### [GOAL]
Look through the data below and work out how many lines contain the string "object". Give the number alone.

### [RECORDS SUPPLIED]
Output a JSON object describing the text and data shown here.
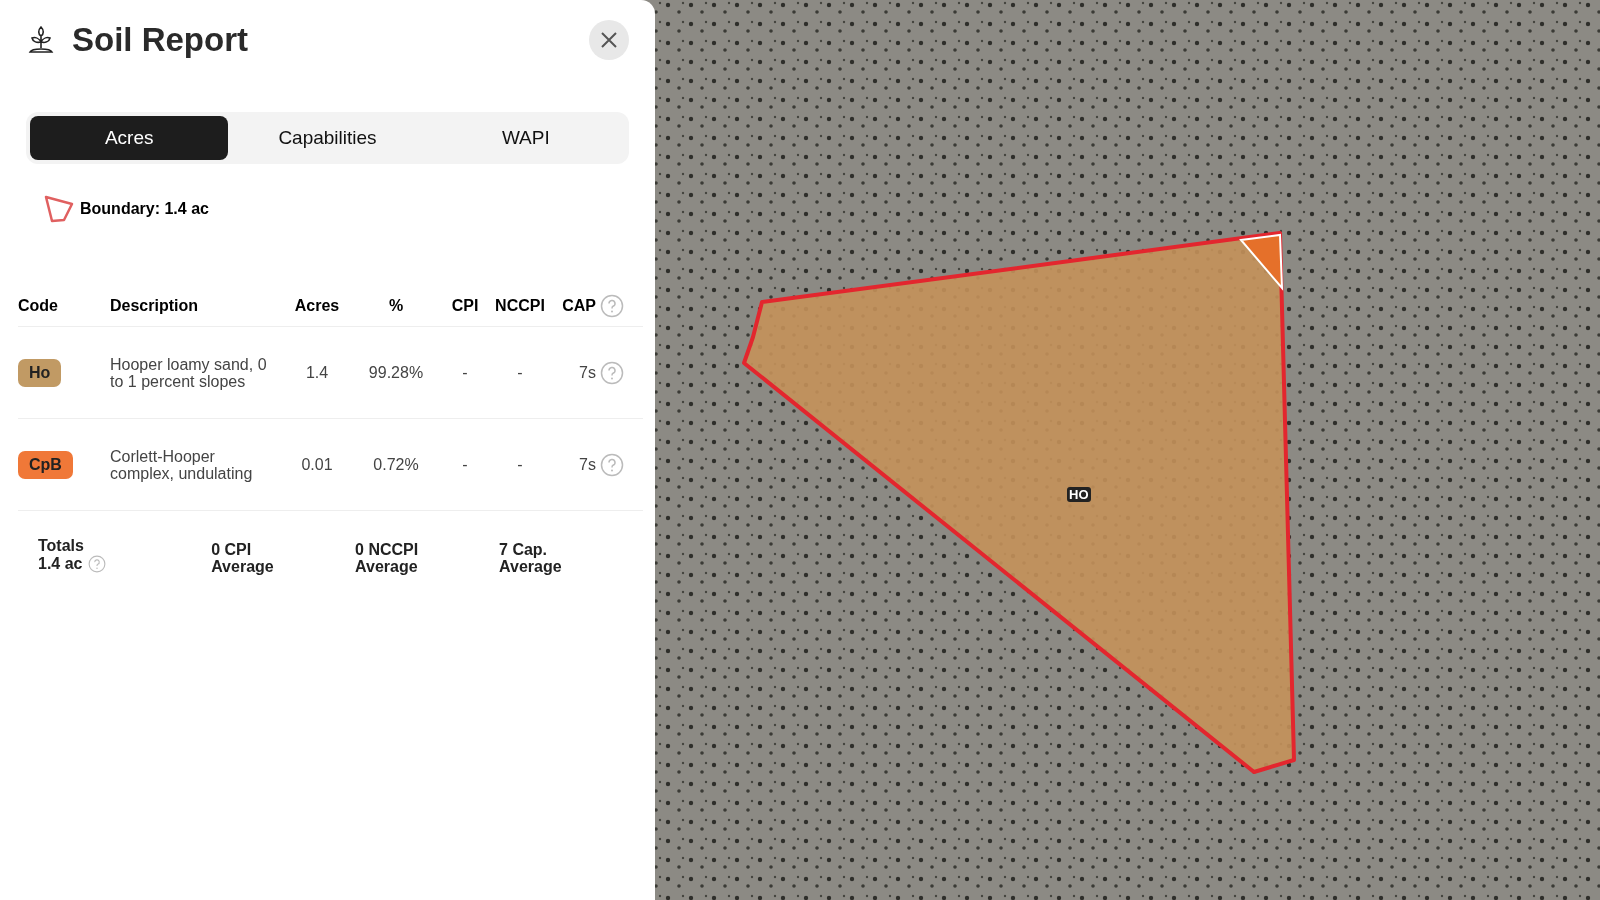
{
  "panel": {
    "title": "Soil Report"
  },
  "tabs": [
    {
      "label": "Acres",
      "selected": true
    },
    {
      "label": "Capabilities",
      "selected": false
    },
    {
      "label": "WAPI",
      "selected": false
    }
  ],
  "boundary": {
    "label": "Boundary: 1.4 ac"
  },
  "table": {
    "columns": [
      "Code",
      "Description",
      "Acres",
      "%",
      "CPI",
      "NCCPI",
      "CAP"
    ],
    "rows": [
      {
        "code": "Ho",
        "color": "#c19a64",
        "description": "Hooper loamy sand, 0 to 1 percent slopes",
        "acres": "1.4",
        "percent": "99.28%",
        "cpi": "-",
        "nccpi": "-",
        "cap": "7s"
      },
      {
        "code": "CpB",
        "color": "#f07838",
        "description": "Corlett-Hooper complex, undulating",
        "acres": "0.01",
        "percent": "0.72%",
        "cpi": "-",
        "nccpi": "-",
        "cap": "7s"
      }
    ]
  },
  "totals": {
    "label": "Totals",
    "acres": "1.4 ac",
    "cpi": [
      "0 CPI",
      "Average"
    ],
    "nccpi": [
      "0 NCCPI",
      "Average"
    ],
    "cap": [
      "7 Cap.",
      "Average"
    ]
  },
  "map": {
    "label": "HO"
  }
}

* * *

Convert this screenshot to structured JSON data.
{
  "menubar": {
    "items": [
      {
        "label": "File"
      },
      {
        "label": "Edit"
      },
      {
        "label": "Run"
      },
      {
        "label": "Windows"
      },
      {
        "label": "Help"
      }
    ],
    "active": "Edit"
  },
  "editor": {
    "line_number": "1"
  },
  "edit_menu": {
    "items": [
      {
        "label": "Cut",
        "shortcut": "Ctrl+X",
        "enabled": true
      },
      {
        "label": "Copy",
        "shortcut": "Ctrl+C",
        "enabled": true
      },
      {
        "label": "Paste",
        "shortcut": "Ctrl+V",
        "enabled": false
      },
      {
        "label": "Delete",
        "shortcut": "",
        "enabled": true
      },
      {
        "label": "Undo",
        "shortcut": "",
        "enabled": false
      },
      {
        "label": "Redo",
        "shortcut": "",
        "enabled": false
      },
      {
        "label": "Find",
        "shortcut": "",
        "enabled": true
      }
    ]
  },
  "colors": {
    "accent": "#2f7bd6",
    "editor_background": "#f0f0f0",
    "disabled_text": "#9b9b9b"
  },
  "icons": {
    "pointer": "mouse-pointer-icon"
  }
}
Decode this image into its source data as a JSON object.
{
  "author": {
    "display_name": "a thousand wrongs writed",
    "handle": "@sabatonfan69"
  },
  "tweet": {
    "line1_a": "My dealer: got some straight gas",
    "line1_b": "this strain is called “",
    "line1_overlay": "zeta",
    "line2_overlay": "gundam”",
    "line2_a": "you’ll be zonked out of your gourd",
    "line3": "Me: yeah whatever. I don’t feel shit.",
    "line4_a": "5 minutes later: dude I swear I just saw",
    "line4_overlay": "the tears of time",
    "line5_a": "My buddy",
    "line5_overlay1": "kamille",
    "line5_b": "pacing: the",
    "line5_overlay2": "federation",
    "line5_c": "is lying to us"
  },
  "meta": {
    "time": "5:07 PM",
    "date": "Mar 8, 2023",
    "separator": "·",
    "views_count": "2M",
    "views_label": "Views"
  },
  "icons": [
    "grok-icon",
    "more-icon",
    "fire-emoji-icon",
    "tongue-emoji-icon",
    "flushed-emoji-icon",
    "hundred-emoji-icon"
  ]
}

### [REPLY TO THE EXERCISE]
2